[Objective]: Repeat each record below exactly, dropping the pictures.

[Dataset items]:

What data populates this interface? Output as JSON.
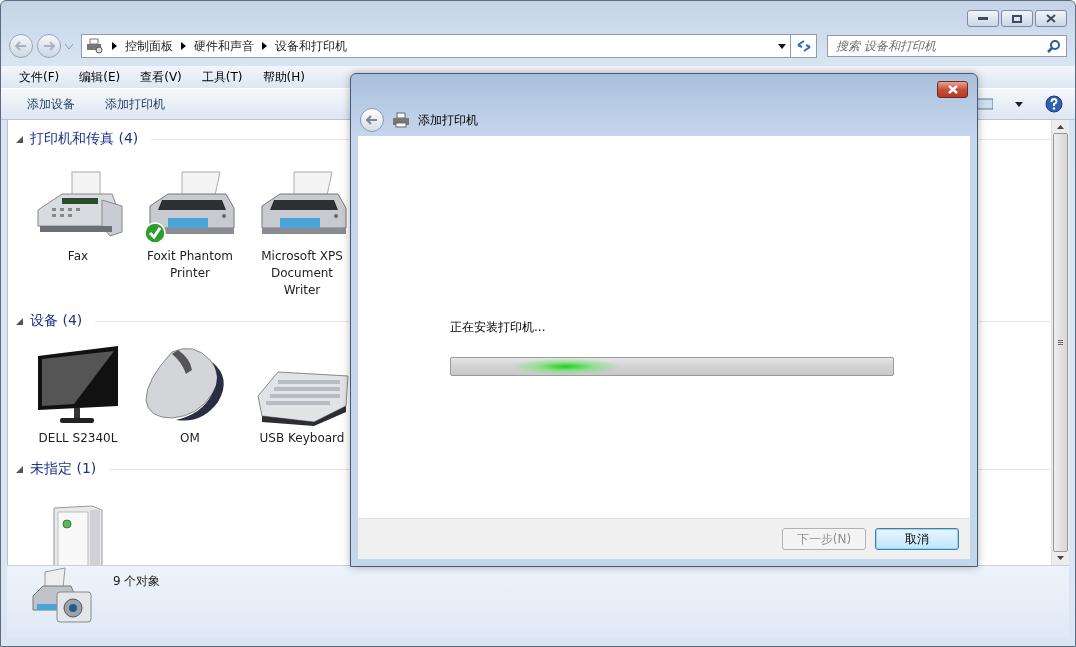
{
  "address_bar": {
    "breadcrumbs": [
      "控制面板",
      "硬件和声音",
      "设备和打印机"
    ]
  },
  "search": {
    "placeholder": "搜索 设备和打印机"
  },
  "menu": [
    "文件(F)",
    "编辑(E)",
    "查看(V)",
    "工具(T)",
    "帮助(H)"
  ],
  "toolbar": {
    "buttons": [
      "添加设备",
      "添加打印机"
    ]
  },
  "groups": [
    {
      "title": "打印机和传真 (4)",
      "expanded": true,
      "items": [
        {
          "name": "Fax",
          "kind": "fax",
          "default": false
        },
        {
          "name": "Foxit Phantom Printer",
          "kind": "printer",
          "default": true
        },
        {
          "name": "Microsoft XPS Document Writer",
          "kind": "printer",
          "default": false
        }
      ]
    },
    {
      "title": "设备 (4)",
      "expanded": true,
      "items": [
        {
          "name": "DELL S2340L",
          "kind": "monitor",
          "default": false
        },
        {
          "name": "OM",
          "kind": "mouse",
          "default": false
        },
        {
          "name": "USB Keyboard",
          "kind": "keyboard",
          "default": false
        }
      ]
    },
    {
      "title": "未指定 (1)",
      "expanded": true,
      "items": [
        {
          "kind": "tower",
          "default": false
        }
      ]
    }
  ],
  "status_bar": {
    "text": "9 个对象"
  },
  "dialog": {
    "title": "添加打印机",
    "message": "正在安装打印机...",
    "progress": {
      "kind": "marquee"
    },
    "buttons": [
      {
        "label": "下一步(N)",
        "disabled": true
      },
      {
        "label": "取消",
        "disabled": false
      }
    ]
  }
}
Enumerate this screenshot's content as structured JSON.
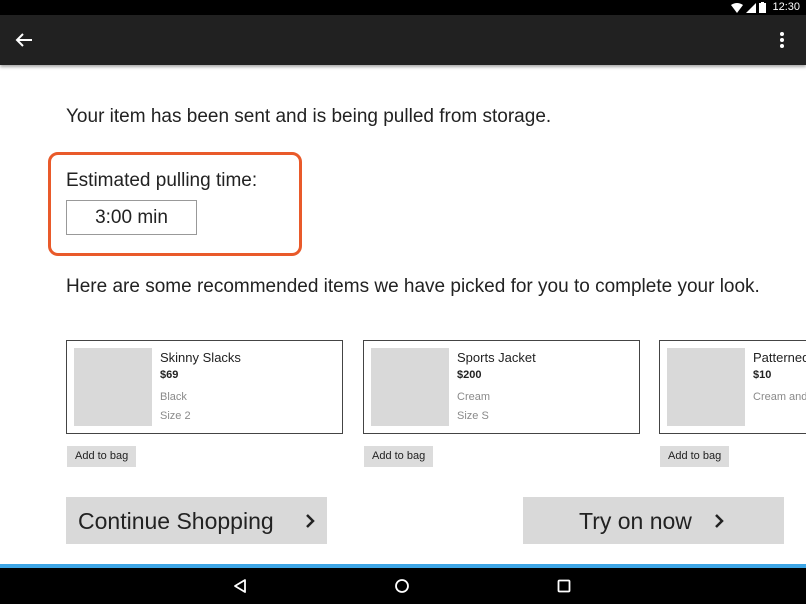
{
  "status_bar": {
    "time": "12:30"
  },
  "app_bar": {
    "back_icon": "arrow-left-icon",
    "menu_icon": "more-vertical-icon"
  },
  "content": {
    "sent_message": "Your item has been sent and is being pulled from storage.",
    "estimate_label": "Estimated pulling time:",
    "estimate_value": "3:00 min",
    "highlight_color": "#e95a2a",
    "recommend_message": "Here are some recommended items we have picked for you to complete your look."
  },
  "recommendations": [
    {
      "name": "Skinny Slacks",
      "price": "$69",
      "color": "Black",
      "size": "Size  2",
      "add_label": "Add to bag"
    },
    {
      "name": "Sports Jacket",
      "price": "$200",
      "color": "Cream",
      "size": "Size  S",
      "add_label": "Add to bag"
    },
    {
      "name": "Patterned",
      "price": "$10",
      "color": "Cream and",
      "size": "",
      "add_label": "Add to bag"
    }
  ],
  "actions": {
    "continue_label": "Continue Shopping",
    "try_on_label": "Try on now"
  },
  "nav_bar": {
    "back_icon": "triangle-back-icon",
    "home_icon": "circle-home-icon",
    "recents_icon": "square-recents-icon"
  }
}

[Result]:
What data populates this interface? Output as JSON.
{
  "address_bar": {
    "breadcrumbs": [
      "控制面板",
      "硬件和声音",
      "设备和打印机"
    ]
  },
  "search": {
    "placeholder": "搜索 设备和打印机"
  },
  "menu": [
    "文件(F)",
    "编辑(E)",
    "查看(V)",
    "工具(T)",
    "帮助(H)"
  ],
  "toolbar": {
    "buttons": [
      "添加设备",
      "添加打印机"
    ]
  },
  "groups": [
    {
      "title": "打印机和传真 (4)",
      "expanded": true,
      "items": [
        {
          "name": "Fax",
          "kind": "fax",
          "default": false
        },
        {
          "name": "Foxit Phantom Printer",
          "kind": "printer",
          "default": true
        },
        {
          "name": "Microsoft XPS Document Writer",
          "kind": "printer",
          "default": false
        }
      ]
    },
    {
      "title": "设备 (4)",
      "expanded": true,
      "items": [
        {
          "name": "DELL S2340L",
          "kind": "monitor",
          "default": false
        },
        {
          "name": "OM",
          "kind": "mouse",
          "default": false
        },
        {
          "name": "USB Keyboard",
          "kind": "keyboard",
          "default": false
        }
      ]
    },
    {
      "title": "未指定 (1)",
      "expanded": true,
      "items": [
        {
          "kind": "tower",
          "default": false
        }
      ]
    }
  ],
  "status_bar": {
    "text": "9 个对象"
  },
  "dialog": {
    "title": "添加打印机",
    "message": "正在安装打印机...",
    "progress": {
      "kind": "marquee"
    },
    "buttons": [
      {
        "label": "下一步(N)",
        "disabled": true
      },
      {
        "label": "取消",
        "disabled": false
      }
    ]
  }
}
Enumerate this screenshot's content as structured JSON.
{
  "status_bar": {
    "time": "12:30"
  },
  "app_bar": {
    "back_icon": "arrow-left-icon",
    "menu_icon": "more-vertical-icon"
  },
  "content": {
    "sent_message": "Your item has been sent and is being pulled from storage.",
    "estimate_label": "Estimated pulling time:",
    "estimate_value": "3:00 min",
    "highlight_color": "#e95a2a",
    "recommend_message": "Here are some recommended items we have picked for you to complete your look."
  },
  "recommendations": [
    {
      "name": "Skinny Slacks",
      "price": "$69",
      "color": "Black",
      "size": "Size  2",
      "add_label": "Add to bag"
    },
    {
      "name": "Sports Jacket",
      "price": "$200",
      "color": "Cream",
      "size": "Size  S",
      "add_label": "Add to bag"
    },
    {
      "name": "Patterned",
      "price": "$10",
      "color": "Cream and",
      "size": "",
      "add_label": "Add to bag"
    }
  ],
  "actions": {
    "continue_label": "Continue Shopping",
    "try_on_label": "Try on now"
  },
  "nav_bar": {
    "back_icon": "triangle-back-icon",
    "home_icon": "circle-home-icon",
    "recents_icon": "square-recents-icon"
  }
}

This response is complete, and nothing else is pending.